RECORDED INFORMATION: Begin
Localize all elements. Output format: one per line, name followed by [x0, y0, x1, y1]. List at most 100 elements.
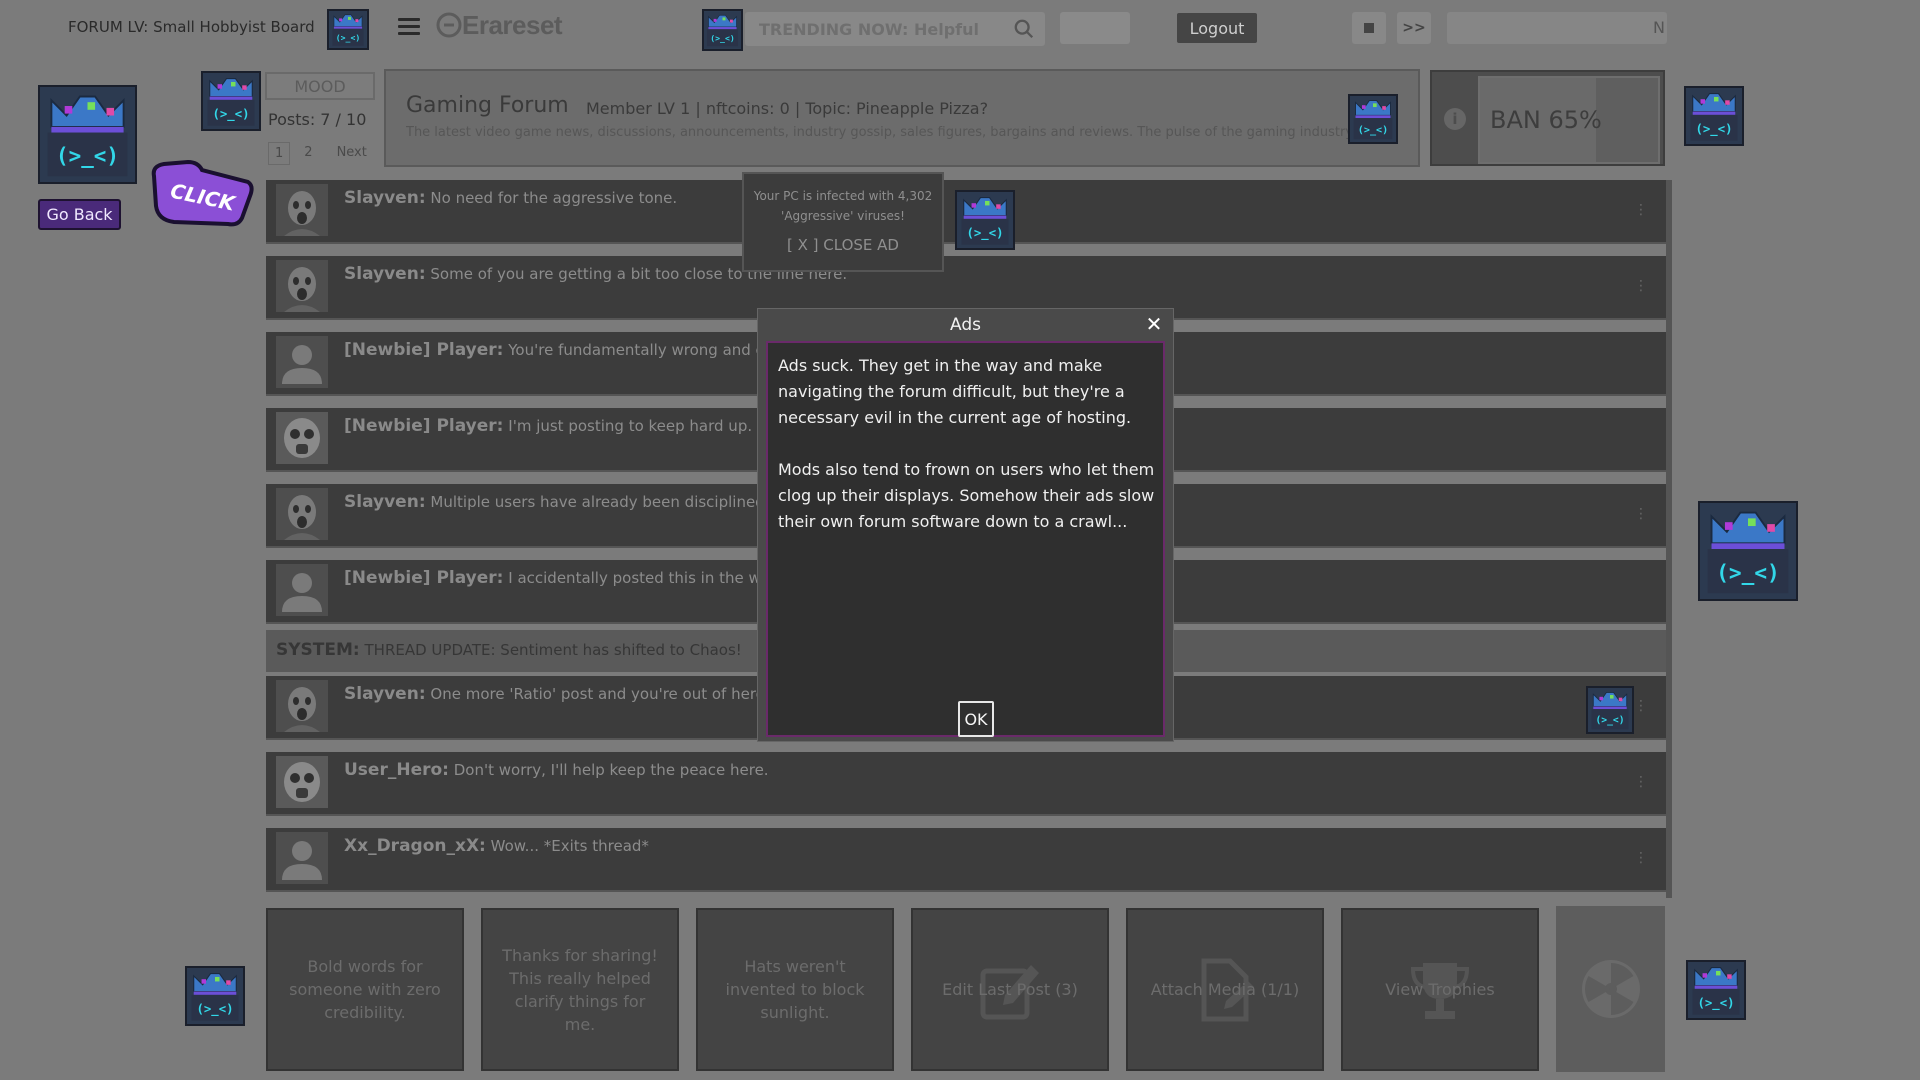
system-text: THREAD UPDATE: Sentiment has shifted to … — [364, 641, 742, 659]
post-row[interactable]: User_Hero: Don't worry, I'll help keep t… — [266, 752, 1666, 816]
post-menu-icon[interactable]: ⋮ — [1634, 698, 1648, 714]
thread-scrollbar[interactable] — [1666, 180, 1672, 898]
nuke-button[interactable] — [1556, 906, 1665, 1072]
crown-mascot-icon[interactable] — [201, 71, 261, 131]
forum-description: The latest video game news, discussions,… — [406, 125, 1356, 140]
post-author[interactable]: [Newbie] Player: — [344, 340, 503, 360]
user-avatar[interactable] — [276, 412, 328, 464]
brand-logo: Erareset — [436, 10, 563, 41]
post-author[interactable]: [Newbie] Player: — [344, 416, 503, 436]
post-menu-icon[interactable]: ⋮ — [1634, 202, 1648, 218]
post-menu-icon[interactable]: ⋮ — [1634, 774, 1648, 790]
crown-mascot-icon[interactable] — [1684, 86, 1744, 146]
modal-body: Ads suck. They get in the way and make n… — [766, 341, 1165, 737]
post-author[interactable]: Slayven: — [344, 492, 426, 512]
menu-icon[interactable] — [398, 18, 420, 36]
search-icon[interactable] — [1013, 18, 1035, 40]
top-right-input-value: N — [1653, 18, 1665, 37]
post-author[interactable]: Xx_Dragon_xX: — [344, 836, 486, 856]
user-avatar[interactable] — [276, 564, 328, 616]
member-stats: Member LV 1 | nftcoins: 0 | Topic: Pinea… — [586, 99, 989, 118]
virus-ad-popup: Your PC is infected with 4,302 'Aggressi… — [742, 172, 944, 272]
post-menu-icon[interactable]: ⋮ — [1634, 850, 1648, 866]
crown-mascot-icon[interactable] — [185, 966, 245, 1026]
fast-forward-button[interactable]: >> — [1397, 12, 1431, 44]
search-input[interactable]: TRENDING NOW: Helpful — [745, 12, 1045, 46]
ban-meter: i BAN 65% — [1430, 70, 1665, 166]
post-body: One more 'Ratio' post and you're out of … — [430, 685, 770, 703]
close-icon[interactable]: ✕ — [1143, 313, 1165, 335]
ban-progress-bar: BAN 65% — [1478, 76, 1660, 164]
system-message: SYSTEM: THREAD UPDATE: Sentiment has shi… — [276, 640, 742, 660]
view-trophies-button[interactable]: View Trophies — [1341, 908, 1539, 1071]
crown-mascot-icon[interactable] — [38, 85, 137, 184]
post-text: User_Hero: Don't worry, I'll help keep t… — [344, 760, 769, 780]
reply-option-card[interactable]: Thanks for sharing! This really helped c… — [481, 908, 679, 1071]
reply-option-card[interactable]: Hats weren't invented to block sunlight. — [696, 908, 894, 1071]
reply-option-label: Thanks for sharing! This really helped c… — [502, 945, 658, 1034]
system-label: SYSTEM: — [276, 640, 360, 660]
post-author[interactable]: [Newbie] Player: — [344, 568, 503, 588]
reply-option-card[interactable]: Bold words for someone with zero credibi… — [266, 908, 464, 1071]
forum-name: Gaming Forum — [406, 93, 569, 118]
post-text: Xx_Dragon_xX: Wow... *Exits thread* — [344, 836, 649, 856]
forum-header: Gaming Forum Member LV 1 | nftcoins: 0 |… — [384, 69, 1420, 167]
next-page-button[interactable]: Next — [327, 142, 377, 165]
crown-mascot-icon[interactable] — [955, 190, 1015, 250]
post-author[interactable]: Slayven: — [344, 188, 426, 208]
crown-mascot-icon[interactable] — [1348, 94, 1398, 144]
pagination: 1 2 Next — [268, 142, 377, 165]
post-text: Slayven: No need for the aggressive tone… — [344, 188, 677, 208]
post-author[interactable]: Slayven: — [344, 264, 426, 284]
post-menu-icon[interactable]: ⋮ — [1634, 278, 1648, 294]
user-avatar[interactable] — [276, 832, 328, 884]
post-author[interactable]: User_Hero: — [344, 760, 449, 780]
page-2-button[interactable]: 2 — [294, 142, 322, 165]
logout-button[interactable]: Logout — [1177, 13, 1257, 43]
edit-last-post-button[interactable]: Edit Last Post (3) — [911, 908, 1109, 1071]
posts-count: Posts: 7 / 10 — [268, 110, 367, 129]
page-1-button[interactable]: 1 — [268, 142, 291, 165]
stop-button[interactable] — [1352, 12, 1386, 44]
user-avatar[interactable] — [276, 260, 328, 312]
search-placeholder: TRENDING NOW: Helpful — [759, 20, 980, 39]
user-avatar[interactable] — [276, 680, 328, 732]
brand-mark-icon — [436, 12, 462, 38]
reply-option-label: Hats weren't invented to block sunlight. — [725, 957, 865, 1022]
top-right-input[interactable]: N — [1447, 12, 1667, 44]
crown-mascot-icon[interactable] — [1698, 501, 1798, 601]
ban-label: BAN 65% — [1490, 106, 1602, 134]
post-row[interactable]: Xx_Dragon_xX: Wow... *Exits thread* ⋮ — [266, 828, 1666, 892]
view-trophies-label: View Trophies — [1385, 980, 1495, 999]
edit-last-post-label: Edit Last Post (3) — [942, 980, 1078, 999]
radiation-icon — [1582, 960, 1640, 1018]
post-menu-icon[interactable]: ⋮ — [1634, 506, 1648, 522]
brand-name: Erareset — [462, 10, 563, 40]
crown-mascot-icon[interactable] — [1586, 686, 1634, 734]
crown-mascot-icon[interactable] — [327, 9, 369, 50]
post-author[interactable]: Slayven: — [344, 684, 426, 704]
post-body: Wow... *Exits thread* — [490, 837, 649, 855]
reply-option-label: Bold words for someone with zero credibi… — [289, 957, 441, 1022]
modal-paragraph: Mods also tend to frown on users who let… — [778, 460, 1155, 531]
close-ad-button[interactable]: [ X ] CLOSE AD — [744, 236, 942, 254]
stop-icon — [1364, 23, 1374, 33]
attach-media-button[interactable]: Attach Media (1/1) — [1126, 908, 1324, 1071]
modal-paragraph: Ads suck. They get in the way and make n… — [778, 356, 1132, 427]
user-avatar[interactable] — [276, 336, 328, 388]
click-sticker[interactable]: CLICK — [150, 160, 254, 230]
post-body: Don't worry, I'll help keep the peace he… — [453, 761, 769, 779]
info-icon[interactable]: i — [1444, 108, 1466, 130]
go-back-button[interactable]: Go Back — [38, 199, 121, 230]
crown-mascot-icon[interactable] — [1686, 960, 1746, 1020]
ok-button[interactable]: OK — [958, 701, 994, 737]
blank-button[interactable] — [1060, 12, 1130, 44]
user-avatar[interactable] — [276, 756, 328, 808]
user-avatar[interactable] — [276, 488, 328, 540]
modal-title: Ads — [950, 315, 981, 335]
user-avatar[interactable] — [276, 184, 328, 236]
mood-button[interactable]: MOOD — [265, 72, 375, 100]
crown-mascot-icon[interactable] — [702, 9, 743, 51]
post-text: [Newbie] Player: I'm just posting to kee… — [344, 416, 752, 436]
forum-level-title: FORUM LV: Small Hobbyist Board — [68, 18, 315, 36]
RECORDED INFORMATION: End
EXERCISE OBJECTIVE:
Although the records contain pictures, print only the rest, exactly as written.

ANSWER BOX:
Localize all elements. Output format: one per line, name followed by [x0, y0, x1, y1]. List at most 100 elements.
system-text: THREAD UPDATE: Sentiment has shifted to … — [364, 641, 742, 659]
post-row[interactable]: User_Hero: Don't worry, I'll help keep t… — [266, 752, 1666, 816]
post-menu-icon[interactable]: ⋮ — [1634, 698, 1648, 714]
thread-scrollbar[interactable] — [1666, 180, 1672, 898]
nuke-button[interactable] — [1556, 906, 1665, 1072]
crown-mascot-icon[interactable] — [201, 71, 261, 131]
forum-description: The latest video game news, discussions,… — [406, 125, 1356, 140]
post-author[interactable]: [Newbie] Player: — [344, 340, 503, 360]
user-avatar[interactable] — [276, 412, 328, 464]
brand-logo: Erareset — [436, 10, 563, 41]
post-author[interactable]: [Newbie] Player: — [344, 416, 503, 436]
post-menu-icon[interactable]: ⋮ — [1634, 202, 1648, 218]
post-menu-icon[interactable]: ⋮ — [1634, 774, 1648, 790]
crown-mascot-icon[interactable] — [1684, 86, 1744, 146]
modal-body: Ads suck. They get in the way and make n… — [766, 341, 1165, 737]
post-author[interactable]: Slayven: — [344, 492, 426, 512]
menu-icon[interactable] — [398, 18, 420, 36]
search-icon[interactable] — [1013, 18, 1035, 40]
top-right-input-value: N — [1653, 18, 1665, 37]
post-author[interactable]: Xx_Dragon_xX: — [344, 836, 486, 856]
user-avatar[interactable] — [276, 564, 328, 616]
member-stats: Member LV 1 | nftcoins: 0 | Topic: Pinea… — [586, 99, 989, 118]
virus-ad-popup: Your PC is infected with 4,302 'Aggressi… — [742, 172, 944, 272]
post-menu-icon[interactable]: ⋮ — [1634, 850, 1648, 866]
crown-mascot-icon[interactable] — [185, 966, 245, 1026]
fast-forward-button[interactable]: >> — [1397, 12, 1431, 44]
search-input[interactable]: TRENDING NOW: Helpful — [745, 12, 1045, 46]
ban-meter: i BAN 65% — [1430, 70, 1665, 166]
post-body: One more 'Ratio' post and you're out of … — [430, 685, 770, 703]
close-icon[interactable]: ✕ — [1143, 313, 1165, 335]
ban-progress-bar: BAN 65% — [1478, 76, 1660, 164]
system-message: SYSTEM: THREAD UPDATE: Sentiment has shi… — [276, 640, 742, 660]
view-trophies-button[interactable]: View Trophies — [1341, 908, 1539, 1071]
crown-mascot-icon[interactable] — [38, 85, 137, 184]
post-text: User_Hero: Don't worry, I'll help keep t… — [344, 760, 769, 780]
reply-option-card[interactable]: Thanks for sharing! This really helped c… — [481, 908, 679, 1071]
reply-option-card[interactable]: Hats weren't invented to block sunlight. — [696, 908, 894, 1071]
reply-option-label: Thanks for sharing! This really helped c… — [502, 945, 658, 1034]
system-label: SYSTEM: — [276, 640, 360, 660]
post-author[interactable]: [Newbie] Player: — [344, 568, 503, 588]
reply-option-card[interactable]: Bold words for someone with zero credibi… — [266, 908, 464, 1071]
forum-name: Gaming Forum — [406, 93, 569, 118]
post-text: Xx_Dragon_xX: Wow... *Exits thread* — [344, 836, 649, 856]
forum-header: Gaming Forum Member LV 1 | nftcoins: 0 |… — [384, 69, 1420, 167]
next-page-button[interactable]: Next — [327, 142, 377, 165]
crown-mascot-icon[interactable] — [955, 190, 1015, 250]
post-author[interactable]: Slayven: — [344, 188, 426, 208]
crown-mascot-icon[interactable] — [1348, 94, 1398, 144]
pagination: 1 2 Next — [268, 142, 377, 165]
post-text: Slayven: No need for the aggressive tone… — [344, 188, 677, 208]
post-author[interactable]: Slayven: — [344, 264, 426, 284]
post-menu-icon[interactable]: ⋮ — [1634, 278, 1648, 294]
user-avatar[interactable] — [276, 832, 328, 884]
post-author[interactable]: User_Hero: — [344, 760, 449, 780]
page-2-button[interactable]: 2 — [294, 142, 322, 165]
logout-button[interactable]: Logout — [1177, 13, 1257, 43]
edit-last-post-button[interactable]: Edit Last Post (3) — [911, 908, 1109, 1071]
posts-count: Posts: 7 / 10 — [268, 110, 367, 129]
page-1-button[interactable]: 1 — [268, 142, 291, 165]
stop-button[interactable] — [1352, 12, 1386, 44]
user-avatar[interactable] — [276, 260, 328, 312]
search-placeholder: TRENDING NOW: Helpful — [759, 20, 980, 39]
user-avatar[interactable] — [276, 680, 328, 732]
brand-mark-icon — [436, 12, 462, 38]
reply-option-label: Hats weren't invented to block sunlight. — [725, 957, 865, 1022]
top-right-input[interactable]: N — [1447, 12, 1667, 44]
crown-mascot-icon[interactable] — [1698, 501, 1798, 601]
ban-label: BAN 65% — [1490, 106, 1602, 134]
post-row[interactable]: Xx_Dragon_xX: Wow... *Exits thread* ⋮ — [266, 828, 1666, 892]
view-trophies-label: View Trophies — [1385, 980, 1495, 999]
edit-last-post-label: Edit Last Post (3) — [942, 980, 1078, 999]
radiation-icon — [1582, 960, 1640, 1018]
post-menu-icon[interactable]: ⋮ — [1634, 506, 1648, 522]
brand-name: Erareset — [462, 10, 563, 40]
crown-mascot-icon[interactable] — [1586, 686, 1634, 734]
crown-mascot-icon[interactable] — [327, 9, 369, 50]
post-author[interactable]: Slayven: — [344, 684, 426, 704]
post-body: Wow... *Exits thread* — [490, 837, 649, 855]
reply-option-label: Bold words for someone with zero credibi… — [289, 957, 441, 1022]
modal-paragraph: Mods also tend to frown on users who let… — [778, 460, 1155, 531]
close-ad-button[interactable]: [ X ] CLOSE AD — [744, 236, 942, 254]
stop-icon — [1364, 23, 1374, 33]
attach-media-button[interactable]: Attach Media (1/1) — [1126, 908, 1324, 1071]
modal-paragraph: Ads suck. They get in the way and make n… — [778, 356, 1132, 427]
user-avatar[interactable] — [276, 336, 328, 388]
click-sticker[interactable]: CLICK — [150, 160, 254, 230]
post-body: Don't worry, I'll help keep the peace he… — [453, 761, 769, 779]
info-icon[interactable]: i — [1444, 108, 1466, 130]
go-back-button[interactable]: Go Back — [38, 199, 121, 230]
crown-mascot-icon[interactable] — [1686, 960, 1746, 1020]
ok-button[interactable]: OK — [958, 701, 994, 737]
blank-button[interactable] — [1060, 12, 1130, 44]
user-avatar[interactable] — [276, 756, 328, 808]
user-avatar[interactable] — [276, 488, 328, 540]
modal-title: Ads — [950, 315, 981, 335]
user-avatar[interactable] — [276, 184, 328, 236]
mood-button[interactable]: MOOD — [265, 72, 375, 100]
crown-mascot-icon[interactable] — [702, 9, 743, 51]
post-text: [Newbie] Player: I'm just posting to kee… — [344, 416, 752, 436]
forum-level-title: FORUM LV: Small Hobbyist Board — [68, 18, 315, 36]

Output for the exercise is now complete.